(Task requirements): Reproduce all records exactly.

(Raw records):

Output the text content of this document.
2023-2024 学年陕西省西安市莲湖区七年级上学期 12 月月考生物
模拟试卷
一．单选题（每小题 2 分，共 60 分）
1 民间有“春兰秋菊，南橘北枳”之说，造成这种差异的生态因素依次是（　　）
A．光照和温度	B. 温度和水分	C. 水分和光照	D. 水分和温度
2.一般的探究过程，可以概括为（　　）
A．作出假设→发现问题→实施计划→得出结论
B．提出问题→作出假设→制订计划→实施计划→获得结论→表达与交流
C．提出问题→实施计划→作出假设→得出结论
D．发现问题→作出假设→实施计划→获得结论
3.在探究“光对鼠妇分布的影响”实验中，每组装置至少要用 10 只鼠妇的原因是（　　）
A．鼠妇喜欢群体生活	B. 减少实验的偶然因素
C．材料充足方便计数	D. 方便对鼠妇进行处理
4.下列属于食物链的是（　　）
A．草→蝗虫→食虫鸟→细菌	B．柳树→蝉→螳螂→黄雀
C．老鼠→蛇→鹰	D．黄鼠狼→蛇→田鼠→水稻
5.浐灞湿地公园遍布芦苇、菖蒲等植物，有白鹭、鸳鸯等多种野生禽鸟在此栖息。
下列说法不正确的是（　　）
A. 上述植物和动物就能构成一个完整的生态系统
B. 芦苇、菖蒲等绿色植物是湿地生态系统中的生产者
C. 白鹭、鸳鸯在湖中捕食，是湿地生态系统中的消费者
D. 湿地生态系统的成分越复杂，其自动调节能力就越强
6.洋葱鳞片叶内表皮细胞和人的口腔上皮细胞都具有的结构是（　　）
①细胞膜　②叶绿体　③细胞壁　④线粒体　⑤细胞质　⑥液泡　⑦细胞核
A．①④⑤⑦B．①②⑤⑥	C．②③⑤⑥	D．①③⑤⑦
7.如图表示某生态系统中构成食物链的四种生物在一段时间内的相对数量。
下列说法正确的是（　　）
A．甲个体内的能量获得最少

(Solution below):
Output the text content of this document.
2023-2024 学年陕西省西安市莲湖区七年级上学期 12 月月考生物
模拟试卷
一．单选题（每小题 2 分，共 60 分）
1 民间有“春兰秋菊，南橘北枳”之说，造成这种差异的生态因素依次是（　　）
A．光照和温度	B. 温度和水分	C. 水分和光照	D. 水分和温度
2.一般的探究过程，可以概括为（　　）
A．作出假设→发现问题→实施计划→得出结论
B．提出问题→作出假设→制订计划→实施计划→获得结论→表达与交流
C．提出问题→实施计划→作出假设→得出结论
D．发现问题→作出假设→实施计划→获得结论
3.在探究“光对鼠妇分布的影响”实验中，每组装置至少要用 10 只鼠妇的原因是（　　）
A．鼠妇喜欢群体生活	B. 减少实验的偶然因素
C．材料充足方便计数	D. 方便对鼠妇进行处理
4.下列属于食物链的是（　　）
A．草→蝗虫→食虫鸟→细菌	B．柳树→蝉→螳螂→黄雀
C．老鼠→蛇→鹰	D．黄鼠狼→蛇→田鼠→水稻
5.浐灞湿地公园遍布芦苇、菖蒲等植物，有白鹭、鸳鸯等多种野生禽鸟在此栖息。
下列说法不正确的是（　　）
A. 上述植物和动物就能构成一个完整的生态系统
B. 芦苇、菖蒲等绿色植物是湿地生态系统中的生产者
C. 白鹭、鸳鸯在湖中捕食，是湿地生态系统中的消费者
D. 湿地生态系统的成分越复杂，其自动调节能力就越强
6.洋葱鳞片叶内表皮细胞和人的口腔上皮细胞都具有的结构是（　　）
①细胞膜　②叶绿体　③细胞壁　④线粒体　⑤细胞质　⑥液泡　⑦细胞核
A．①④⑤⑦B．①②⑤⑥	C．②③⑤⑥	D．①③⑤⑦
7.如图表示某生态系统中构成食物链的四种生物在一段时间内的相对数量。
下列说法正确的是（　　）
A．甲个体内的能量获得最少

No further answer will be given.